■ THE REQUEST ■
Pick out and copy every line below that has the word "Армии".
__________________________________________________
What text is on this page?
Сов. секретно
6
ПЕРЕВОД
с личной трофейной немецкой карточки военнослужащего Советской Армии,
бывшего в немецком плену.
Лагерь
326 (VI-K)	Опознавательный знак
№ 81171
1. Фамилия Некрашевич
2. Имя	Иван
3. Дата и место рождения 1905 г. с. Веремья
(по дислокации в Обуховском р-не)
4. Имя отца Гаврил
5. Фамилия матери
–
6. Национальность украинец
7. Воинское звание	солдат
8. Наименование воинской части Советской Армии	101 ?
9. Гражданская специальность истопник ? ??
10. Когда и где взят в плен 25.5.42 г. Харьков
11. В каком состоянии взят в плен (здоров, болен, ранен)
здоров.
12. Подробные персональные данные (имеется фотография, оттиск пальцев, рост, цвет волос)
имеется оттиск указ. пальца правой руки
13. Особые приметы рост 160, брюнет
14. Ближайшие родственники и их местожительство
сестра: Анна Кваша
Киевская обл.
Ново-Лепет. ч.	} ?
__________________________________________________
■ RESPONSE BELOW ■
с личной трофейной немецкой карточки военнослужащего Советской Армии,
8. Наименование воинской части Советской Армии	101 ?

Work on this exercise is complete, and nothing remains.